» Given request
Each line should be copied exactly.

» Exercise material
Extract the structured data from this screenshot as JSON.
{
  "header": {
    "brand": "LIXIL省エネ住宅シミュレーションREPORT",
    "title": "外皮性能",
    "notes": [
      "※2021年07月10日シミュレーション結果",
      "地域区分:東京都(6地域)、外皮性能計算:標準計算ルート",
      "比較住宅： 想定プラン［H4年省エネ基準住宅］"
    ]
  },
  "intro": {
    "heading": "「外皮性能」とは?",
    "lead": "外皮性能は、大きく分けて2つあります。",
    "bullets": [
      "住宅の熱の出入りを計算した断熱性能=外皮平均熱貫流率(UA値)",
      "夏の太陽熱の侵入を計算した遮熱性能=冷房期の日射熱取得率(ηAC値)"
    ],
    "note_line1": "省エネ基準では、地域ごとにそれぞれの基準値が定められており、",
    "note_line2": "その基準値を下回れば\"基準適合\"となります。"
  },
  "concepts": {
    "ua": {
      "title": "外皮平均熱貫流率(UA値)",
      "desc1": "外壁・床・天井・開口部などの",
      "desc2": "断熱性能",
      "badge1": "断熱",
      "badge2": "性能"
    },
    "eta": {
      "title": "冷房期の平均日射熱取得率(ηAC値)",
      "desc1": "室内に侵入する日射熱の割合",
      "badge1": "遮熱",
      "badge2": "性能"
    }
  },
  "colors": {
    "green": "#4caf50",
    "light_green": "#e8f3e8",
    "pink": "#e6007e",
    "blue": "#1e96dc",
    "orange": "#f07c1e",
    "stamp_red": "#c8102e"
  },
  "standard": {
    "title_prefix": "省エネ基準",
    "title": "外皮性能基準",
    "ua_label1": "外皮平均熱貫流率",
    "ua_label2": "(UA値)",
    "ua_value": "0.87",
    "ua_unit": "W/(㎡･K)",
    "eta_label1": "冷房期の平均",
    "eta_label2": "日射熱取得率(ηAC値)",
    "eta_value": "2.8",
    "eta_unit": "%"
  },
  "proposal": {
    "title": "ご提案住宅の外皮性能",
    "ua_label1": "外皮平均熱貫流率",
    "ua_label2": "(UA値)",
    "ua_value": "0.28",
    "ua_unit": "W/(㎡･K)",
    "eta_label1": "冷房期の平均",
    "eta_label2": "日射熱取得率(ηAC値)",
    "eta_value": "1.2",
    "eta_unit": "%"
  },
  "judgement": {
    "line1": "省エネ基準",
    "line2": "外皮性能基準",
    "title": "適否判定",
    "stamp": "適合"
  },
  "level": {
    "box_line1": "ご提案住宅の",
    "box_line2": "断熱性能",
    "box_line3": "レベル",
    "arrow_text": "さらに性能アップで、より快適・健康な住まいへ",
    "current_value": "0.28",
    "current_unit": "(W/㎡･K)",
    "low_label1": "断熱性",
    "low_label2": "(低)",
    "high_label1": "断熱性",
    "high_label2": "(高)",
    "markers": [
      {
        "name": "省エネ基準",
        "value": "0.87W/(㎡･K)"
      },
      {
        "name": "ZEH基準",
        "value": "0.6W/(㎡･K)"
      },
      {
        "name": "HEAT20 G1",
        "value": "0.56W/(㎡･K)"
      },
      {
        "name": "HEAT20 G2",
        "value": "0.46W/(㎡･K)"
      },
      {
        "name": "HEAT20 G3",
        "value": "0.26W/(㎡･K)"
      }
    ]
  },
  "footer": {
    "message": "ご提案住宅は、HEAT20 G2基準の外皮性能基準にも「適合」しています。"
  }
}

» Finished exercise
Extract the structured data from this screenshot as JSON.
{
  "header": {
    "brand": "LIXIL省エネ住宅シミュレーションREPORT",
    "title": "外皮性能",
    "notes": [
      "※2021年07月10日シミュレーション結果",
      "地域区分:東京都(6地域)、外皮性能計算:標準計算ルート",
      "比較住宅： 想定プラン［H4年省エネ基準住宅］"
    ]
  },
  "intro": {
    "heading": "「外皮性能」とは?",
    "lead": "外皮性能は、大きく分けて2つあります。",
    "bullets": [
      "住宅の熱の出入りを計算した断熱性能=外皮平均熱貫流率(UA値)",
      "夏の太陽熱の侵入を計算した遮熱性能=冷房期の日射熱取得率(ηAC値)"
    ],
    "note_line1": "省エネ基準では、地域ごとにそれぞれの基準値が定められており、",
    "note_line2": "その基準値を下回れば\"基準適合\"となります。"
  },
  "concepts": {
    "ua": {
      "title": "外皮平均熱貫流率(UA値)",
      "desc1": "外壁・床・天井・開口部などの",
      "desc2": "断熱性能",
      "badge1": "断熱",
      "badge2": "性能"
    },
    "eta": {
      "title": "冷房期の平均日射熱取得率(ηAC値)",
      "desc1": "室内に侵入する日射熱の割合",
      "badge1": "遮熱",
      "badge2": "性能"
    }
  },
  "colors": {
    "green": "#4caf50",
    "light_green": "#e8f3e8",
    "pink": "#e6007e",
    "blue": "#1e96dc",
    "orange": "#f07c1e",
    "stamp_red": "#c8102e"
  },
  "standard": {
    "title_prefix": "省エネ基準",
    "title": "外皮性能基準",
    "ua_label1": "外皮平均熱貫流率",
    "ua_label2": "(UA値)",
    "ua_value": "0.87",
    "ua_unit": "W/(㎡･K)",
    "eta_label1": "冷房期の平均",
    "eta_label2": "日射熱取得率(ηAC値)",
    "eta_value": "2.8",
    "eta_unit": "%"
  },
  "proposal": {
    "title": "ご提案住宅の外皮性能",
    "ua_label1": "外皮平均熱貫流率",
    "ua_label2": "(UA値)",
    "ua_value": "0.28",
    "ua_unit": "W/(㎡･K)",
    "eta_label1": "冷房期の平均",
    "eta_label2": "日射熱取得率(ηAC値)",
    "eta_value": "1.2",
    "eta_unit": "%"
  },
  "judgement": {
    "line1": "省エネ基準",
    "line2": "外皮性能基準",
    "title": "適否判定",
    "stamp": "適合"
  },
  "level": {
    "box_line1": "ご提案住宅の",
    "box_line2": "断熱性能",
    "box_line3": "レベル",
    "arrow_text": "さらに性能アップで、より快適・健康な住まいへ",
    "current_value": "0.28",
    "current_unit": "(W/㎡･K)",
    "low_label1": "断熱性",
    "low_label2": "(低)",
    "high_label1": "断熱性",
    "high_label2": "(高)",
    "markers": [
      {
        "name": "省エネ基準",
        "value": "0.87W/(㎡･K)"
      },
      {
        "name": "ZEH基準",
        "value": "0.6W/(㎡･K)"
      },
      {
        "name": "HEAT20 G1",
        "value": "0.56W/(㎡･K)"
      },
      {
        "name": "HEAT20 G2",
        "value": "0.46W/(㎡･K)"
      },
      {
        "name": "HEAT20 G3",
        "value": "0.26W/(㎡･K)"
      }
    ]
  },
  "footer": {
    "message": "ご提案住宅は、HEAT20 G2基準の外皮性能基準にも「適合」しています。"
  }
}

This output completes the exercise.